_To be done_
Reproduce the material below line for line without changing anything, but omit the pictures.

_Data rows_
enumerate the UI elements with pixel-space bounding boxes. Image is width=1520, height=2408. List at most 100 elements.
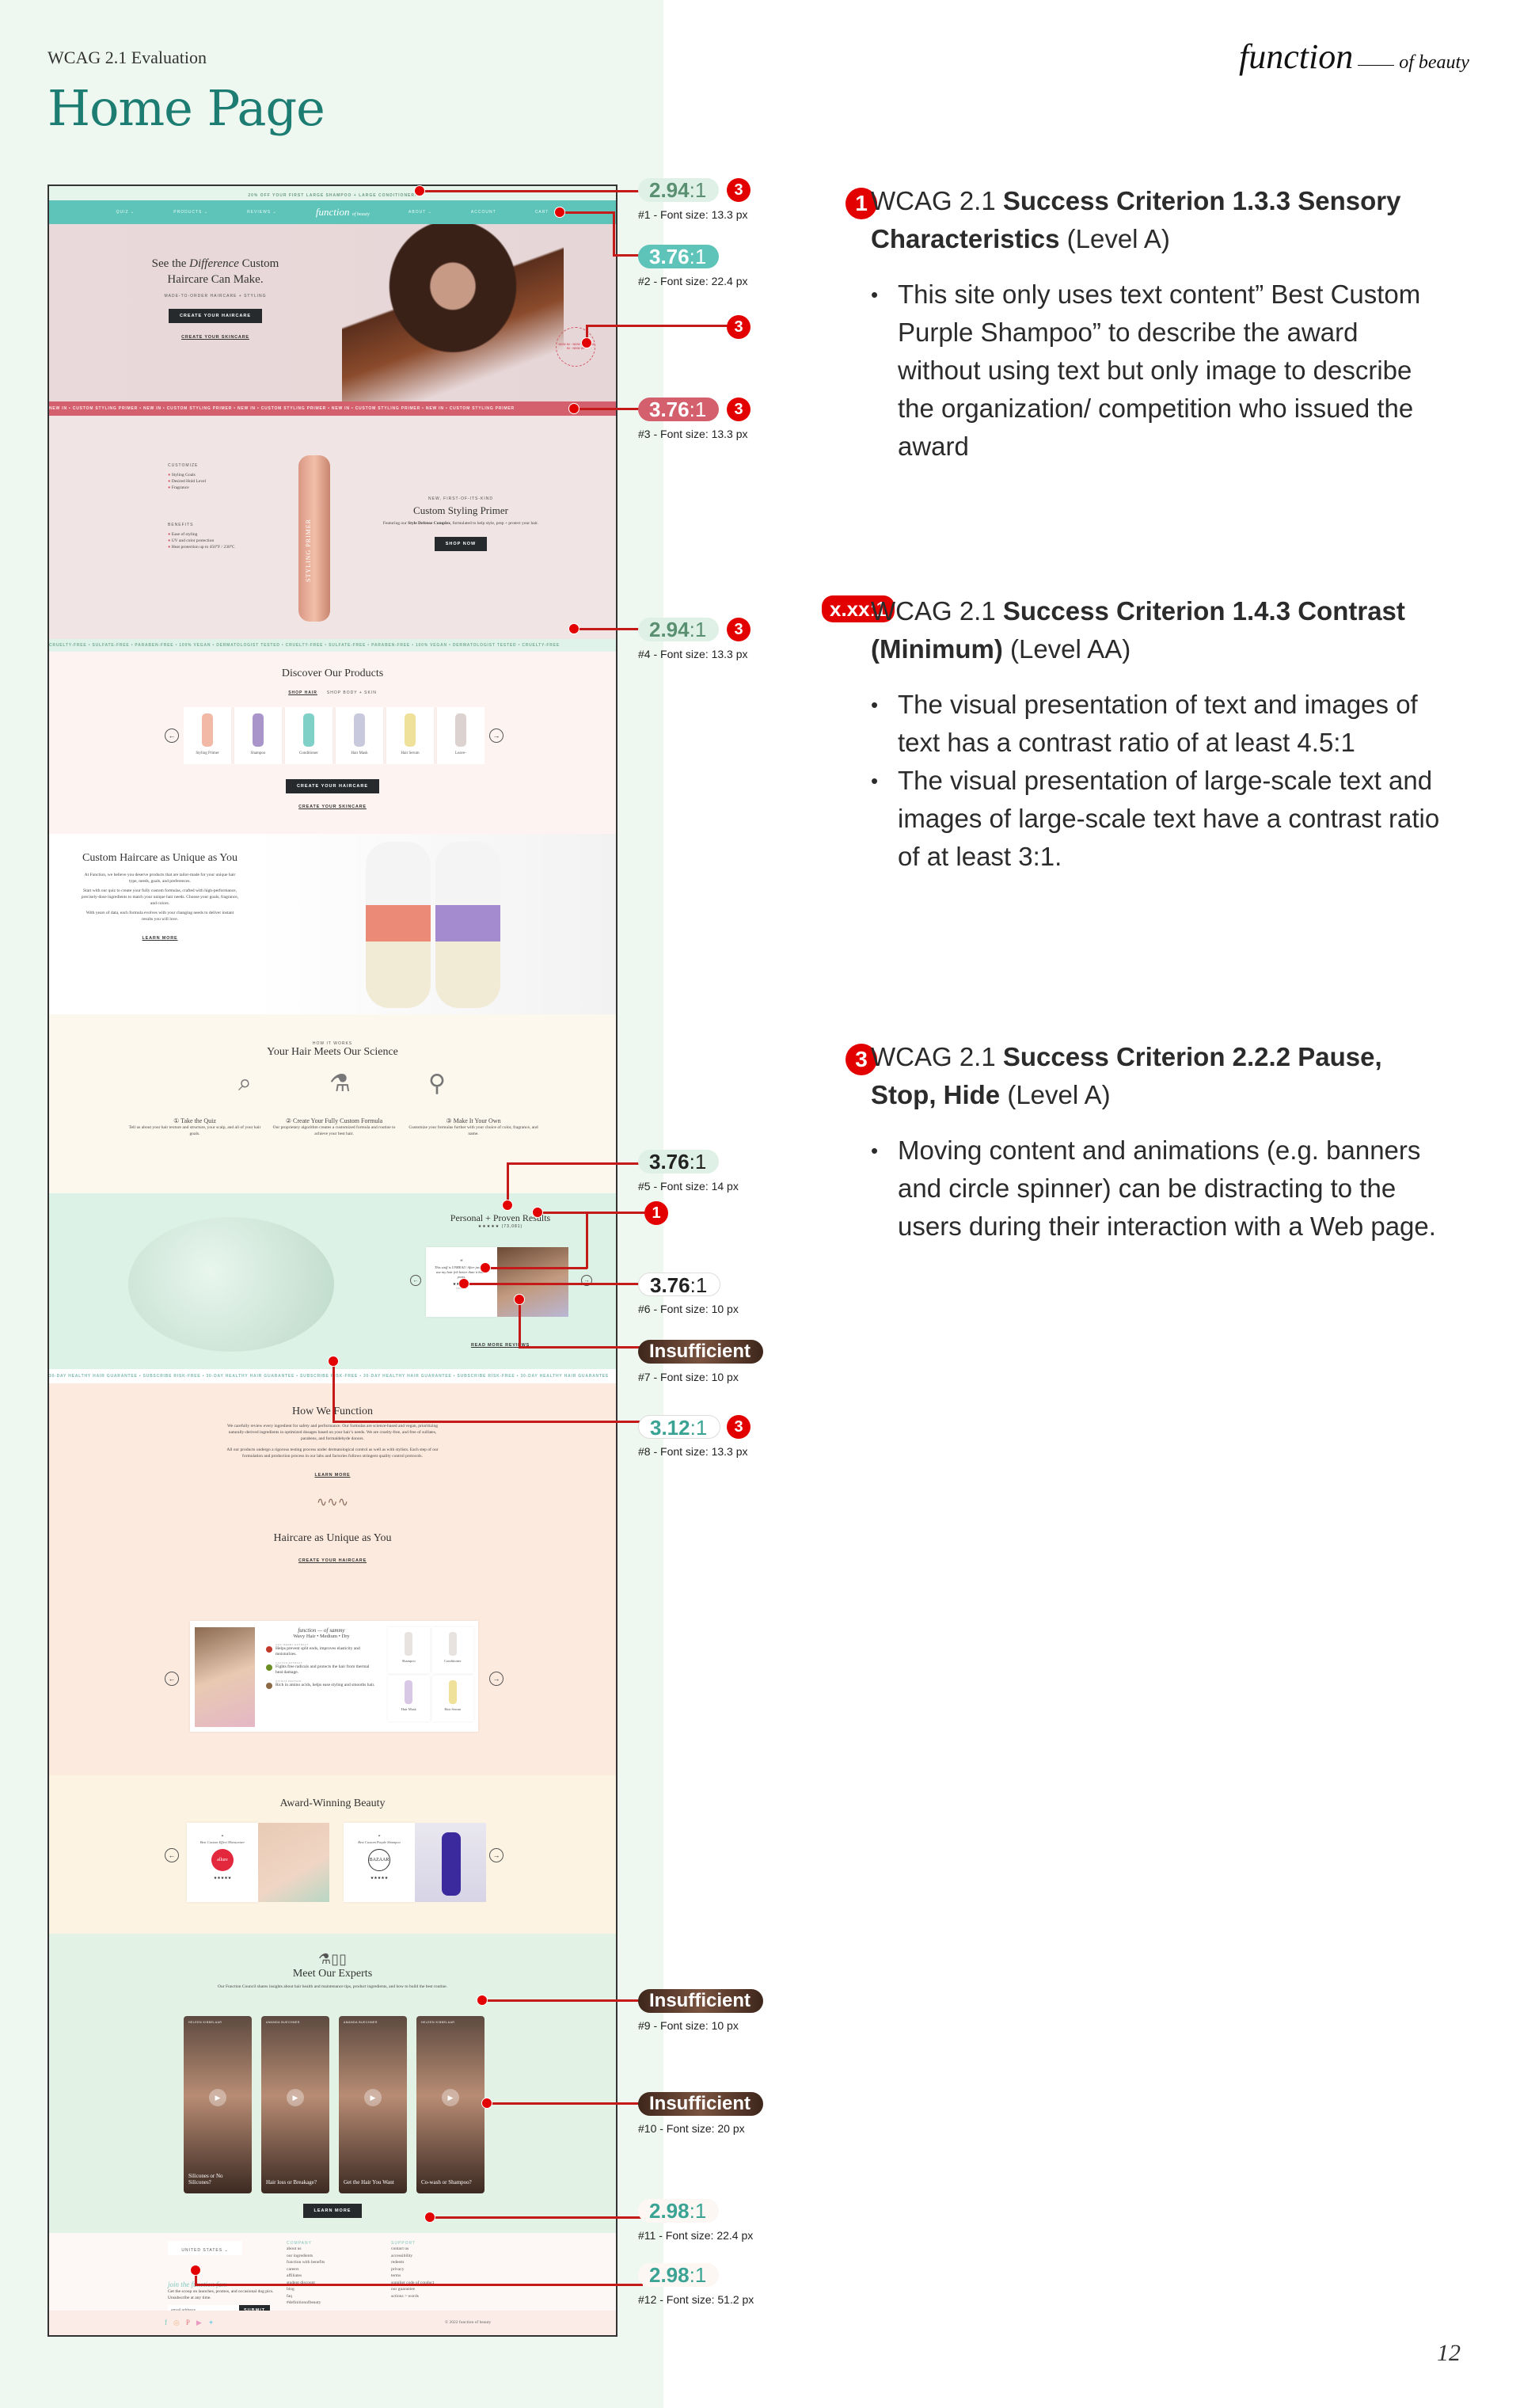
footer-link[interactable]: contact us	[391, 2246, 470, 2253]
shop-now-button[interactable]: SHOP NOW	[434, 537, 488, 551]
expert-video-card[interactable]: HELEEN KIBBELAAR ▶ Silicones or No Silicon…	[184, 2016, 252, 2193]
product-name: Shampoo	[401, 1659, 416, 1663]
footer-link[interactable]: actions > words	[391, 2293, 470, 2300]
criterion-reference-badge: 3	[727, 315, 750, 339]
product-image	[202, 713, 213, 747]
expert-video-card[interactable]: AMANDA BUECHNER ▶ Get the Hair You Want	[339, 2016, 407, 2193]
nav-logo[interactable]: function of beauty	[316, 206, 370, 219]
play-icon[interactable]: ▶	[442, 2089, 459, 2106]
hero-headline: See the Difference Custom Haircare Can M…	[151, 257, 279, 286]
experts-learn-more-button[interactable]: LEARN MORE	[302, 2204, 363, 2218]
footer-link[interactable]: faq	[287, 2293, 366, 2300]
discover-title: Discover Our Products	[281, 668, 384, 679]
footer-link[interactable]: privacy	[391, 2266, 470, 2273]
carousel-next-arrow[interactable]: →	[489, 728, 504, 743]
font-size-note: #1 - Font size: 13.3 px	[638, 208, 748, 221]
quote-mark: “	[378, 1834, 381, 1840]
how-we-function-section: How We Function We carefully review ever…	[49, 1383, 616, 1775]
footer-link[interactable]: #definitionofbeauty	[287, 2300, 366, 2307]
instagram-icon[interactable]: ◎	[173, 2319, 180, 2327]
footer-link[interactable]: redeem	[391, 2259, 470, 2266]
formula-product[interactable]: Shampoo	[388, 1627, 430, 1673]
product-image	[253, 713, 264, 747]
promo-bar-text[interactable]: 20% OFF YOUR FIRST LARGE SHAMPOO + LARGE…	[248, 193, 416, 198]
allure-logo: allure	[211, 1849, 234, 1871]
haircare-next-arrow[interactable]: →	[489, 1672, 504, 1686]
expert-video-card[interactable]: AMANDA BUECHNER ▶ Hair loss or Breakage?	[261, 2016, 329, 2193]
discover-create-skincare-link[interactable]: CREATE YOUR SKINCARE	[298, 805, 367, 809]
product-card[interactable]: Leave-	[437, 707, 484, 764]
page-number: 12	[1437, 2340, 1461, 2366]
haircare-prev-arrow[interactable]: ←	[165, 1672, 179, 1686]
footer-link[interactable]: about us	[287, 2246, 366, 2253]
expert-name: HELEEN KIBBELAAR	[421, 2021, 455, 2024]
footer-link[interactable]: accessibility	[391, 2253, 470, 2260]
footer-link[interactable]: function with benefits	[287, 2259, 366, 2266]
how-we-function-learn-more[interactable]: LEARN MORE	[315, 1473, 351, 1478]
footer-link[interactable]: blog	[287, 2286, 366, 2293]
twitter-icon[interactable]: ✦	[208, 2319, 215, 2327]
purple-shampoo-bottle	[442, 1832, 461, 1896]
hero-section: See the Difference Custom Haircare Can M…	[49, 224, 616, 401]
play-icon[interactable]: ▶	[209, 2089, 226, 2106]
haircare-unique-create-link[interactable]: CREATE YOUR HAIRCARE	[298, 1558, 367, 1563]
hero-create-skincare-link[interactable]: CREATE YOUR SKINCARE	[181, 335, 249, 340]
footer-bottom-bar: f ◎ P ▶ ✦ © 2022 function of beauty	[49, 2311, 616, 2335]
play-icon[interactable]: ▶	[287, 2089, 304, 2106]
product-card[interactable]: Hair Mask	[336, 707, 383, 764]
formula-product[interactable]: Conditioner	[431, 1627, 473, 1673]
facebook-icon[interactable]: f	[165, 2319, 167, 2327]
play-icon[interactable]: ▶	[364, 2089, 382, 2106]
awards-next-arrow[interactable]: →	[489, 1848, 504, 1862]
discover-create-haircare-button[interactable]: CREATE YOUR HAIRCARE	[285, 779, 380, 793]
nav-account[interactable]: ACCOUNT	[471, 210, 496, 215]
pinterest-icon[interactable]: P	[186, 2319, 190, 2327]
how-we-function-paragraph: All our products undergo a rigorous test…	[226, 1447, 439, 1459]
hero-create-haircare-button[interactable]: CREATE YOUR HAIRCARE	[168, 309, 263, 323]
tab-shop-hair[interactable]: SHOP HAIR	[288, 690, 317, 695]
brand-logo-main: function	[1239, 37, 1354, 76]
magnifier-icon: ⌕	[238, 1070, 252, 1096]
product-card[interactable]: Conditioner	[285, 707, 332, 764]
unique-learn-more-link[interactable]: LEARN MORE	[142, 936, 178, 941]
product-card[interactable]: Styling Primer	[184, 707, 231, 764]
nav-about[interactable]: ABOUT ⌄	[408, 210, 432, 215]
how-illustrations: ⌕ ⚗ ⚲	[200, 1070, 484, 1113]
nav-cart[interactable]: CART	[535, 210, 549, 215]
nav-reviews[interactable]: REVIEWS ⌄	[247, 210, 277, 215]
formula-product[interactable]: Hair Serum	[431, 1676, 473, 1721]
contrast-ratio-pill: Insufficient	[638, 1989, 764, 2013]
expert-video-card[interactable]: HELEEN KIBBELAAR ▶ Co-wash or Shampoo?	[416, 2016, 484, 2193]
footer-link[interactable]: careers	[287, 2266, 366, 2273]
country-selector[interactable]: UNITED STATES ⌄	[181, 2248, 228, 2253]
award-stars: ★★★★★	[370, 1877, 389, 1881]
reviews-prev-arrow[interactable]: ←	[410, 1275, 421, 1286]
product-name: Hair Mask	[401, 1707, 416, 1711]
unique-paragraph: At Function, we believe you deserve prod…	[84, 873, 236, 884]
font-size-note: #3 - Font size: 13.3 px	[638, 428, 748, 440]
lab-flask-icon: ⚗	[329, 1071, 351, 1097]
contrast-ratio-pill: 3.76:1	[638, 1150, 720, 1174]
callout-line	[420, 190, 643, 192]
footer-link[interactable]: our guarantee	[391, 2286, 470, 2293]
callout-line	[507, 1162, 643, 1165]
formula-product[interactable]: Hair Mask	[388, 1676, 430, 1721]
footer-link[interactable]: terms	[391, 2273, 470, 2280]
font-size-note: #12 - Font size: 51.2 px	[638, 2293, 754, 2306]
footer-link[interactable]: our ingredients	[287, 2253, 366, 2260]
awards-prev-arrow[interactable]: ←	[165, 1848, 179, 1862]
product-card[interactable]: Hair Serum	[386, 707, 434, 764]
expert-name: AMANDA BUECHNER	[344, 2021, 378, 2024]
nav-products[interactable]: PRODUCTS ⌄	[173, 210, 208, 215]
contrast-ratio-pill: 3.76:1	[638, 398, 720, 421]
nav-quiz[interactable]: QUIZ ⌄	[116, 210, 135, 215]
carousel-prev-arrow[interactable]: ←	[165, 728, 179, 743]
criterion-bullet: The visual presentation of large-scale t…	[871, 762, 1441, 876]
tab-shop-body-skin[interactable]: SHOP BODY + SKIN	[327, 690, 377, 695]
youtube-icon[interactable]: ▶	[196, 2319, 202, 2327]
how-steps: ① Take the Quiz Tell us about your hair t…	[128, 1117, 540, 1137]
product-card[interactable]: Shampoo	[234, 707, 282, 764]
formula-card: function — of sammy Wavy Hair • Medium •…	[190, 1621, 478, 1732]
footer-link[interactable]: affiliates	[287, 2273, 366, 2280]
callout-dot	[328, 1356, 339, 1367]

_Result_
enumerate the UI elements with pixel-space bounding boxes. Image is width=1520, height=2408. List at most 100 elements.
footer-link[interactable]: contact us	[391, 2246, 470, 2253]
shop-now-button[interactable]: SHOP NOW	[434, 537, 488, 551]
expert-video-card[interactable]: HELEEN KIBBELAAR ▶ Silicones or No Silicon…	[184, 2016, 252, 2193]
product-name: Shampoo	[401, 1659, 416, 1663]
footer-link[interactable]: actions > words	[391, 2293, 470, 2300]
criterion-reference-badge: 3	[727, 315, 750, 339]
product-image	[202, 713, 213, 747]
expert-video-card[interactable]: AMANDA BUECHNER ▶ Get the Hair You Want	[339, 2016, 407, 2193]
nav-logo[interactable]: function of beauty	[316, 206, 370, 219]
play-icon[interactable]: ▶	[442, 2089, 459, 2106]
hero-headline: See the Difference Custom Haircare Can M…	[151, 257, 279, 286]
experts-learn-more-button[interactable]: LEARN MORE	[302, 2204, 363, 2218]
footer-link[interactable]: faq	[287, 2293, 366, 2300]
discover-title: Discover Our Products	[281, 668, 384, 679]
footer-link[interactable]: privacy	[391, 2266, 470, 2273]
carousel-next-arrow[interactable]: →	[489, 728, 504, 743]
font-size-note: #1 - Font size: 13.3 px	[638, 208, 748, 221]
quote-mark: “	[378, 1834, 381, 1840]
how-we-function-section: How We Function We carefully review ever…	[49, 1383, 616, 1775]
footer-link[interactable]: #definitionofbeauty	[287, 2300, 366, 2307]
instagram-icon[interactable]: ◎	[173, 2319, 180, 2327]
footer-link[interactable]: redeem	[391, 2259, 470, 2266]
formula-product[interactable]: Shampoo	[388, 1627, 430, 1673]
product-image	[253, 713, 264, 747]
promo-bar-text[interactable]: 20% OFF YOUR FIRST LARGE SHAMPOO + LARGE…	[248, 193, 416, 198]
allure-logo: allure	[211, 1849, 234, 1871]
haircare-next-arrow[interactable]: →	[489, 1672, 504, 1686]
expert-video-card[interactable]: AMANDA BUECHNER ▶ Hair loss or Breakage?	[261, 2016, 329, 2193]
discover-create-skincare-link[interactable]: CREATE YOUR SKINCARE	[298, 805, 367, 809]
product-card[interactable]: Leave-	[437, 707, 484, 764]
page-number: 12	[1437, 2340, 1461, 2366]
haircare-prev-arrow[interactable]: ←	[165, 1672, 179, 1686]
footer-link[interactable]: about us	[287, 2246, 366, 2253]
expert-name: HELEEN KIBBELAAR	[421, 2021, 455, 2024]
footer-link[interactable]: accessibility	[391, 2253, 470, 2260]
footer-link[interactable]: function with benefits	[287, 2259, 366, 2266]
how-we-function-learn-more[interactable]: LEARN MORE	[315, 1473, 351, 1478]
footer-link[interactable]: blog	[287, 2286, 366, 2293]
twitter-icon[interactable]: ✦	[208, 2319, 215, 2327]
purple-shampoo-bottle	[442, 1832, 461, 1896]
hero-section: See the Difference Custom Haircare Can M…	[49, 224, 616, 401]
play-icon[interactable]: ▶	[209, 2089, 226, 2106]
haircare-unique-create-link[interactable]: CREATE YOUR HAIRCARE	[298, 1558, 367, 1563]
hero-create-skincare-link[interactable]: CREATE YOUR SKINCARE	[181, 335, 249, 340]
footer-bottom-bar: f ◎ P ▶ ✦ © 2022 function of beauty	[49, 2311, 616, 2335]
play-icon[interactable]: ▶	[287, 2089, 304, 2106]
product-card[interactable]: Hair Mask	[336, 707, 383, 764]
formula-product[interactable]: Conditioner	[431, 1627, 473, 1673]
facebook-icon[interactable]: f	[165, 2319, 167, 2327]
play-icon[interactable]: ▶	[364, 2089, 382, 2106]
awards-next-arrow[interactable]: →	[489, 1848, 504, 1862]
discover-create-haircare-button[interactable]: CREATE YOUR HAIRCARE	[285, 779, 380, 793]
nav-account[interactable]: ACCOUNT	[471, 210, 496, 215]
pinterest-icon[interactable]: P	[186, 2319, 190, 2327]
how-we-function-paragraph: All our products undergo a rigorous test…	[226, 1447, 439, 1459]
hero-create-haircare-button[interactable]: CREATE YOUR HAIRCARE	[168, 309, 263, 323]
tab-shop-hair[interactable]: SHOP HAIR	[288, 690, 317, 695]
brand-logo-main: function	[1239, 37, 1354, 76]
magnifier-icon: ⌕	[238, 1070, 252, 1096]
product-card[interactable]: Conditioner	[285, 707, 332, 764]
unique-learn-more-link[interactable]: LEARN MORE	[142, 936, 178, 941]
product-card[interactable]: Styling Primer	[184, 707, 231, 764]
nav-about[interactable]: ABOUT ⌄	[408, 210, 432, 215]
how-illustrations: ⌕ ⚗ ⚲	[200, 1070, 484, 1113]
nav-cart[interactable]: CART	[535, 210, 549, 215]
nav-reviews[interactable]: REVIEWS ⌄	[247, 210, 277, 215]
formula-product[interactable]: Hair Serum	[431, 1676, 473, 1721]
contrast-ratio-pill: Insufficient	[638, 1989, 764, 2013]
expert-video-card[interactable]: HELEEN KIBBELAAR ▶ Co-wash or Shampoo?	[416, 2016, 484, 2193]
footer-link[interactable]: careers	[287, 2266, 366, 2273]
country-selector[interactable]: UNITED STATES ⌄	[181, 2248, 228, 2253]
award-stars: ★★★★★	[370, 1877, 389, 1881]
reviews-prev-arrow[interactable]: ←	[410, 1275, 421, 1286]
product-name: Hair Mask	[401, 1707, 416, 1711]
unique-paragraph: At Function, we believe you deserve prod…	[84, 873, 236, 884]
font-size-note: #3 - Font size: 13.3 px	[638, 428, 748, 440]
lab-flask-icon: ⚗	[329, 1071, 351, 1097]
contrast-ratio-pill: 3.76:1	[638, 1150, 720, 1174]
callout-line	[420, 190, 643, 192]
footer-link[interactable]: our guarantee	[391, 2286, 470, 2293]
callout-line	[507, 1162, 643, 1165]
formula-product[interactable]: Hair Mask	[388, 1676, 430, 1721]
footer-link[interactable]: terms	[391, 2273, 470, 2280]
font-size-note: #12 - Font size: 51.2 px	[638, 2293, 754, 2306]
footer-link[interactable]: our ingredients	[287, 2253, 366, 2260]
awards-prev-arrow[interactable]: ←	[165, 1848, 179, 1862]
product-card[interactable]: Hair Serum	[386, 707, 434, 764]
expert-name: AMANDA BUECHNER	[344, 2021, 378, 2024]
nav-products[interactable]: PRODUCTS ⌄	[173, 210, 208, 215]
contrast-ratio-pill: 3.76:1	[638, 398, 720, 421]
nav-quiz[interactable]: QUIZ ⌄	[116, 210, 135, 215]
carousel-prev-arrow[interactable]: ←	[165, 728, 179, 743]
criterion-bullet: The visual presentation of large-scale t…	[871, 762, 1441, 876]
tab-shop-body-skin[interactable]: SHOP BODY + SKIN	[327, 690, 377, 695]
youtube-icon[interactable]: ▶	[196, 2319, 202, 2327]
how-steps: ① Take the Quiz Tell us about your hair t…	[128, 1117, 540, 1137]
product-card[interactable]: Shampoo	[234, 707, 282, 764]
formula-card: function — of sammy Wavy Hair • Medium •…	[190, 1621, 478, 1732]
footer-link[interactable]: affiliates	[287, 2273, 366, 2280]
callout-dot	[328, 1356, 339, 1367]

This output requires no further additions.